PROMPT: Output the data below in full, byte for byte. Nothing may differ.

Data items:
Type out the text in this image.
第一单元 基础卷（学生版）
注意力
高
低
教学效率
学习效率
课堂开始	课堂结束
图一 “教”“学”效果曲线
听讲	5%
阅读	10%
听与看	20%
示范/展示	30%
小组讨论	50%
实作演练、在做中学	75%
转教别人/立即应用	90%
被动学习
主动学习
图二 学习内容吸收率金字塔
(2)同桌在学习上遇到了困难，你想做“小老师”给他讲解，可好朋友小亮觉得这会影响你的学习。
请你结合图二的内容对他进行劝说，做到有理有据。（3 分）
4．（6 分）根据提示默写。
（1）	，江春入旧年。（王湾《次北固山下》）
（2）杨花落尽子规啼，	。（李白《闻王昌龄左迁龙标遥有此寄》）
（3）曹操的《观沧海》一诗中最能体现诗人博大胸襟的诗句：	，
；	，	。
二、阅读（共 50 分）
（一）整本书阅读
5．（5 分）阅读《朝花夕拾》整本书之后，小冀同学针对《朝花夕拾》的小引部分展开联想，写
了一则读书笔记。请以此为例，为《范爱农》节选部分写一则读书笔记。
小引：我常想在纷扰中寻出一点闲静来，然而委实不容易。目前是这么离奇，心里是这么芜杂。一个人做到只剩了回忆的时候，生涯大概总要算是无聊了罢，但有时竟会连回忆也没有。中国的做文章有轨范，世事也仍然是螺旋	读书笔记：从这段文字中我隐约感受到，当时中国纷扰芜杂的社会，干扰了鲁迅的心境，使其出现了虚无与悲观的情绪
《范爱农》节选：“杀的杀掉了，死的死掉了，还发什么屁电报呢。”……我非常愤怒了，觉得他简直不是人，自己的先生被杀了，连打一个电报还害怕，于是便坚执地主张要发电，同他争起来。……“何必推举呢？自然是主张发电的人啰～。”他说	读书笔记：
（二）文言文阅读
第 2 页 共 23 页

OUTPUT:
Type out the text in this image.
第一单元 基础卷（学生版）
注意力
高
低
教学效率
学习效率
课堂开始	课堂结束
图一 “教”“学”效果曲线
听讲	5%
阅读	10%
听与看	20%
示范/展示	30%
小组讨论	50%
实作演练、在做中学	75%
转教别人/立即应用	90%
被动学习
主动学习
图二 学习内容吸收率金字塔
(2)同桌在学习上遇到了困难，你想做“小老师”给他讲解，可好朋友小亮觉得这会影响你的学习。
请你结合图二的内容对他进行劝说，做到有理有据。（3 分）
4．（6 分）根据提示默写。
（1）	，江春入旧年。（王湾《次北固山下》）
（2）杨花落尽子规啼，	。（李白《闻王昌龄左迁龙标遥有此寄》）
（3）曹操的《观沧海》一诗中最能体现诗人博大胸襟的诗句：	，
；	，	。
二、阅读（共 50 分）
（一）整本书阅读
5．（5 分）阅读《朝花夕拾》整本书之后，小冀同学针对《朝花夕拾》的小引部分展开联想，写
了一则读书笔记。请以此为例，为《范爱农》节选部分写一则读书笔记。
小引：我常想在纷扰中寻出一点闲静来，然而委实不容易。目前是这么离奇，心里是这么芜杂。一个人做到只剩了回忆的时候，生涯大概总要算是无聊了罢，但有时竟会连回忆也没有。中国的做文章有轨范，世事也仍然是螺旋	读书笔记：从这段文字中我隐约感受到，当时中国纷扰芜杂的社会，干扰了鲁迅的心境，使其出现了虚无与悲观的情绪
《范爱农》节选：“杀的杀掉了，死的死掉了，还发什么屁电报呢。”……我非常愤怒了，觉得他简直不是人，自己的先生被杀了，连打一个电报还害怕，于是便坚执地主张要发电，同他争起来。……“何必推举呢？自然是主张发电的人啰～。”他说	读书笔记：
（二）文言文阅读
第 2 页 共 23 页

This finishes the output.